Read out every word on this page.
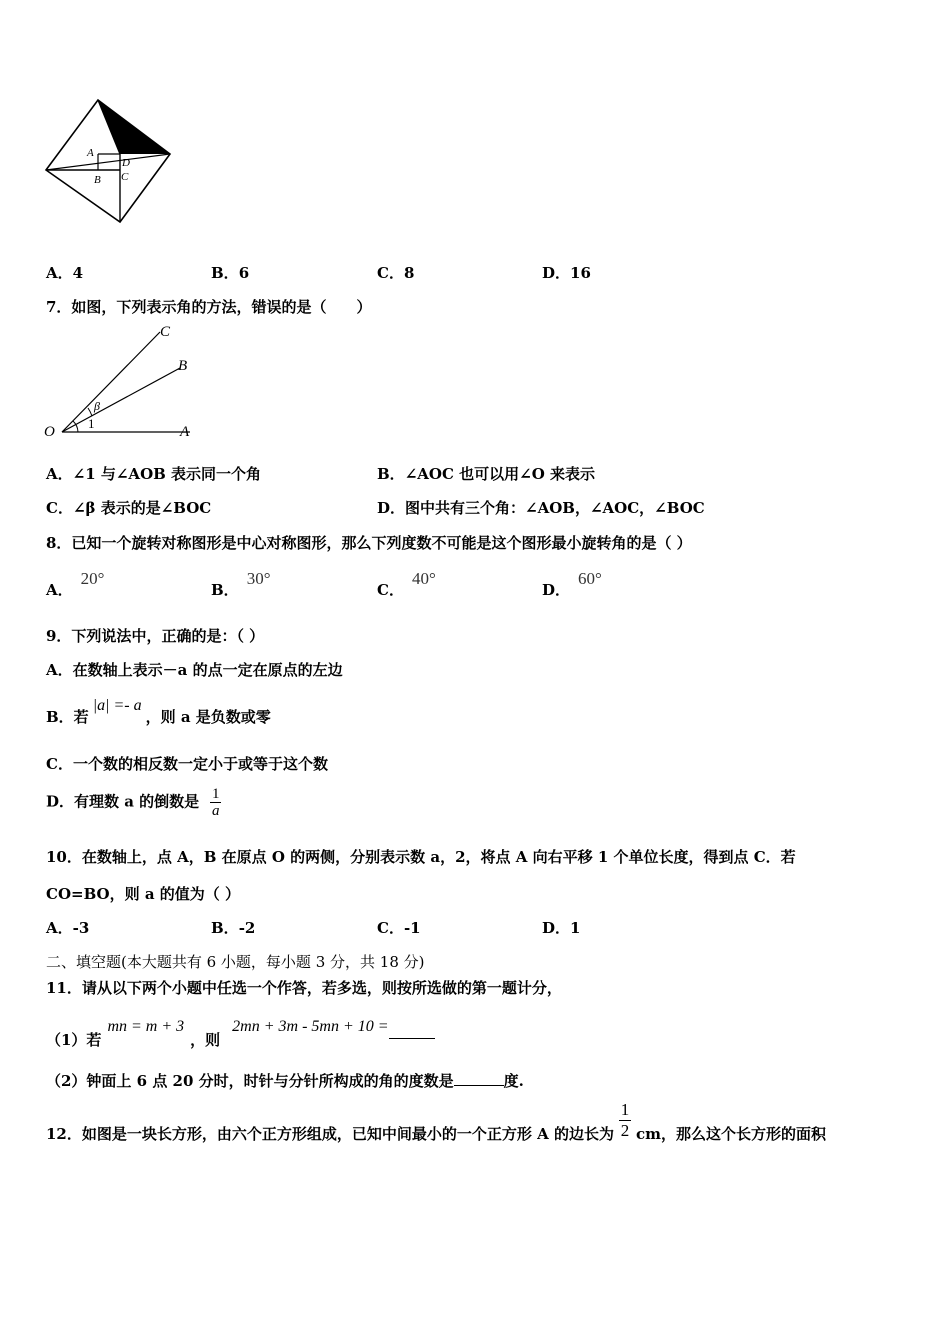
图(c)
A
D
B C
A．4	B．6	C．8	D．16
7．如图，下列表示角的方法，错误的是（　　）
C
B
O	A
β
1
A．∠1 与∠AOB 表示同一个角	B．∠AOC 也可以用∠O 来表示
C．∠β 表示的是∠BOC	D．图中共有三个角：∠AOB，∠AOC，∠BOC
8．已知一个旋转对称图形是中心对称图形，那么下列度数不可能是这个图形最小旋转角的是（ ）
A．20°
B．30°
C．40°
D．60°
9．下列说法中，正确的是：（ ）
A．在数轴上表示－a 的点一定在原点的左边
B．若|a| =- a，则 a 是负数或零
C．一个数的相反数一定小于或等于这个数
D．有理数 a 的倒数是 $\frac{1}{a}$
10．在数轴上，点 A，B 在原点 O 的两侧，分别表示数 a，2，将点 A 向右平移 1 个单位长度，得到点 C．若
CO=BO，则 a 的值为（ ）
A．-3	B．-2	C．-1	D．1
二、填空题(本大题共有 6 小题，每小题 3 分，共 18 分)
11．请从以下两个小题中任选一个作答，若多选，则按所选做的第一题计分，
（1）若mn = m + 3，则2mn + 3m - 5mn + 10 =
（2）钟面上 6 点 20 分时，时针与分针所构成的角的度数是	度.
12．如图是一块长方形，由六个正方形组成，已知中间最小的一个正方形 A 的边长为 $\frac{1}{2}$ cm，那么这个长方形的面积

» **Exercise**
Without the images, write out each line of the data verbatim.

» **Worked answer**
Read out every word on this page.
图(c)
A
D
B C
A．4	B．6	C．8	D．16
7．如图，下列表示角的方法，错误的是（　　）
C
B
O	A
β
1
A．∠1 与∠AOB 表示同一个角	B．∠AOC 也可以用∠O 来表示
C．∠β 表示的是∠BOC	D．图中共有三个角：∠AOB，∠AOC，∠BOC
8．已知一个旋转对称图形是中心对称图形，那么下列度数不可能是这个图形最小旋转角的是（ ）
A．20°
B．30°
C．40°
D．60°
9．下列说法中，正确的是：（ ）
A．在数轴上表示－a 的点一定在原点的左边
B．若|a| =- a，则 a 是负数或零
C．一个数的相反数一定小于或等于这个数
D．有理数 a 的倒数是 $\frac{1}{a}$
10．在数轴上，点 A，B 在原点 O 的两侧，分别表示数 a，2，将点 A 向右平移 1 个单位长度，得到点 C．若
CO=BO，则 a 的值为（ ）
A．-3	B．-2	C．-1	D．1
二、填空题(本大题共有 6 小题，每小题 3 分，共 18 分)
11．请从以下两个小题中任选一个作答，若多选，则按所选做的第一题计分，
（1）若mn = m + 3，则2mn + 3m - 5mn + 10 =
（2）钟面上 6 点 20 分时，时针与分针所构成的角的度数是	度.
12．如图是一块长方形，由六个正方形组成，已知中间最小的一个正方形 A 的边长为 $\frac{1}{2}$ cm，那么这个长方形的面积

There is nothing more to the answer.